• EXERCISE BRIEF
Give the data again, word for word.

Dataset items
※ ※ ※
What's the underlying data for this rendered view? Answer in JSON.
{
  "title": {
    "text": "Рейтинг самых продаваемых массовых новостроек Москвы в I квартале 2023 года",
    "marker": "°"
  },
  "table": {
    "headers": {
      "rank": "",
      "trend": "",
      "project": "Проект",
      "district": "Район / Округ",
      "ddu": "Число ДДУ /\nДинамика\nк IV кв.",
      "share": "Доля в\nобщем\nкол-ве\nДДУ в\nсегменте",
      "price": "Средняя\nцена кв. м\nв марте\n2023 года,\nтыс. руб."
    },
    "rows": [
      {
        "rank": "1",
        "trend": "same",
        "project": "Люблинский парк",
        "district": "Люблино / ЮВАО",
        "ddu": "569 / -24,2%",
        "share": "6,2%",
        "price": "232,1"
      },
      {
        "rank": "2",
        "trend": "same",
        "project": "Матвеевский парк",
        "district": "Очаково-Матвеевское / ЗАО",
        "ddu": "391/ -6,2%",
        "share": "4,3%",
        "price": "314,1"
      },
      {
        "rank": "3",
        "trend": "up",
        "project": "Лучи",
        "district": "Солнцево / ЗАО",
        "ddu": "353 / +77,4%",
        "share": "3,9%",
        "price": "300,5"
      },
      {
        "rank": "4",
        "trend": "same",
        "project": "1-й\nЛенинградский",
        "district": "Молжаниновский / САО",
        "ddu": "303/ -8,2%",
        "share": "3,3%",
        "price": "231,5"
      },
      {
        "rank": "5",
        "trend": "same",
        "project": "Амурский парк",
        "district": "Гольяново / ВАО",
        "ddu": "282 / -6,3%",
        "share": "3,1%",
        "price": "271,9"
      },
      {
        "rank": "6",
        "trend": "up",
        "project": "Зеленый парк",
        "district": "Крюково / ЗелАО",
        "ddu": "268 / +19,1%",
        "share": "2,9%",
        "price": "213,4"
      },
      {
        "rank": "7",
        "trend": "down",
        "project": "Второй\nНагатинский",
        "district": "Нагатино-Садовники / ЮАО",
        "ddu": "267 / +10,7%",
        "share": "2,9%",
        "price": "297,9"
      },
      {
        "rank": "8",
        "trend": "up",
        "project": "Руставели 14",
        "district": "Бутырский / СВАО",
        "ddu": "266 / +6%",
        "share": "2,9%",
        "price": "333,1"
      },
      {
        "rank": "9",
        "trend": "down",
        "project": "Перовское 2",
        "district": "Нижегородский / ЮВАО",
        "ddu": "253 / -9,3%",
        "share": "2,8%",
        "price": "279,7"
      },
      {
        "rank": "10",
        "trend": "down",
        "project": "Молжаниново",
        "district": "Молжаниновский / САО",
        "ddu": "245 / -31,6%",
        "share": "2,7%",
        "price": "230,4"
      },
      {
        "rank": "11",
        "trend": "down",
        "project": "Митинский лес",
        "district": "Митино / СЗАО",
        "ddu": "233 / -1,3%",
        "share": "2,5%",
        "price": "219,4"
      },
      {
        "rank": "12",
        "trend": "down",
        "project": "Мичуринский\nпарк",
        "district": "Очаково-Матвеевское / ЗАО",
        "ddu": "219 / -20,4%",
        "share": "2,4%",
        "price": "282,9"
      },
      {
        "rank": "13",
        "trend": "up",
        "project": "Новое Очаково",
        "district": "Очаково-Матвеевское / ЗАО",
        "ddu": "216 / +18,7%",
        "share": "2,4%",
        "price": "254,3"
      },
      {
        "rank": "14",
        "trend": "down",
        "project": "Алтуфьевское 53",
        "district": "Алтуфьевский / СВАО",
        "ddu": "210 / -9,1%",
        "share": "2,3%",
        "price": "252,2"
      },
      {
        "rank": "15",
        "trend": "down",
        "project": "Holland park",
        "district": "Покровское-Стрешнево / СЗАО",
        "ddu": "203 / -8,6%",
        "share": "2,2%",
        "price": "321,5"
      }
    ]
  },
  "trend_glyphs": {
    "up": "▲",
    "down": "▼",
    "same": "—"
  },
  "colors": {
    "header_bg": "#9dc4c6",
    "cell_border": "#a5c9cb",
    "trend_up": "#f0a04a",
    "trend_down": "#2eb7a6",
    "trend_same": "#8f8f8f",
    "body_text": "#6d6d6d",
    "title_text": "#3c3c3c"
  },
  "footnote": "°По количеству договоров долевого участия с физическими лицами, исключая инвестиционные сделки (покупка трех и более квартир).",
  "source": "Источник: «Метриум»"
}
※ ※ ※
• EXPECTED ANSWER
What's the underlying data for this rendered view? Answer in JSON.
{
  "title": {
    "text": "Рейтинг самых продаваемых массовых новостроек Москвы в I квартале 2023 года",
    "marker": "°"
  },
  "table": {
    "headers": {
      "rank": "",
      "trend": "",
      "project": "Проект",
      "district": "Район / Округ",
      "ddu": "Число ДДУ /\nДинамика\nк IV кв.",
      "share": "Доля в\nобщем\nкол-ве\nДДУ в\nсегменте",
      "price": "Средняя\nцена кв. м\nв марте\n2023 года,\nтыс. руб."
    },
    "rows": [
      {
        "rank": "1",
        "trend": "same",
        "project": "Люблинский парк",
        "district": "Люблино / ЮВАО",
        "ddu": "569 / -24,2%",
        "share": "6,2%",
        "price": "232,1"
      },
      {
        "rank": "2",
        "trend": "same",
        "project": "Матвеевский парк",
        "district": "Очаково-Матвеевское / ЗАО",
        "ddu": "391/ -6,2%",
        "share": "4,3%",
        "price": "314,1"
      },
      {
        "rank": "3",
        "trend": "up",
        "project": "Лучи",
        "district": "Солнцево / ЗАО",
        "ddu": "353 / +77,4%",
        "share": "3,9%",
        "price": "300,5"
      },
      {
        "rank": "4",
        "trend": "same",
        "project": "1-й\nЛенинградский",
        "district": "Молжаниновский / САО",
        "ddu": "303/ -8,2%",
        "share": "3,3%",
        "price": "231,5"
      },
      {
        "rank": "5",
        "trend": "same",
        "project": "Амурский парк",
        "district": "Гольяново / ВАО",
        "ddu": "282 / -6,3%",
        "share": "3,1%",
        "price": "271,9"
      },
      {
        "rank": "6",
        "trend": "up",
        "project": "Зеленый парк",
        "district": "Крюково / ЗелАО",
        "ddu": "268 / +19,1%",
        "share": "2,9%",
        "price": "213,4"
      },
      {
        "rank": "7",
        "trend": "down",
        "project": "Второй\nНагатинский",
        "district": "Нагатино-Садовники / ЮАО",
        "ddu": "267 / +10,7%",
        "share": "2,9%",
        "price": "297,9"
      },
      {
        "rank": "8",
        "trend": "up",
        "project": "Руставели 14",
        "district": "Бутырский / СВАО",
        "ddu": "266 / +6%",
        "share": "2,9%",
        "price": "333,1"
      },
      {
        "rank": "9",
        "trend": "down",
        "project": "Перовское 2",
        "district": "Нижегородский / ЮВАО",
        "ddu": "253 / -9,3%",
        "share": "2,8%",
        "price": "279,7"
      },
      {
        "rank": "10",
        "trend": "down",
        "project": "Молжаниново",
        "district": "Молжаниновский / САО",
        "ddu": "245 / -31,6%",
        "share": "2,7%",
        "price": "230,4"
      },
      {
        "rank": "11",
        "trend": "down",
        "project": "Митинский лес",
        "district": "Митино / СЗАО",
        "ddu": "233 / -1,3%",
        "share": "2,5%",
        "price": "219,4"
      },
      {
        "rank": "12",
        "trend": "down",
        "project": "Мичуринский\nпарк",
        "district": "Очаково-Матвеевское / ЗАО",
        "ddu": "219 / -20,4%",
        "share": "2,4%",
        "price": "282,9"
      },
      {
        "rank": "13",
        "trend": "up",
        "project": "Новое Очаково",
        "district": "Очаково-Матвеевское / ЗАО",
        "ddu": "216 / +18,7%",
        "share": "2,4%",
        "price": "254,3"
      },
      {
        "rank": "14",
        "trend": "down",
        "project": "Алтуфьевское 53",
        "district": "Алтуфьевский / СВАО",
        "ddu": "210 / -9,1%",
        "share": "2,3%",
        "price": "252,2"
      },
      {
        "rank": "15",
        "trend": "down",
        "project": "Holland park",
        "district": "Покровское-Стрешнево / СЗАО",
        "ddu": "203 / -8,6%",
        "share": "2,2%",
        "price": "321,5"
      }
    ]
  },
  "trend_glyphs": {
    "up": "▲",
    "down": "▼",
    "same": "—"
  },
  "colors": {
    "header_bg": "#9dc4c6",
    "cell_border": "#a5c9cb",
    "trend_up": "#f0a04a",
    "trend_down": "#2eb7a6",
    "trend_same": "#8f8f8f",
    "body_text": "#6d6d6d",
    "title_text": "#3c3c3c"
  },
  "footnote": "°По количеству договоров долевого участия с физическими лицами, исключая инвестиционные сделки (покупка трех и более квартир).",
  "source": "Источник: «Метриум»"
}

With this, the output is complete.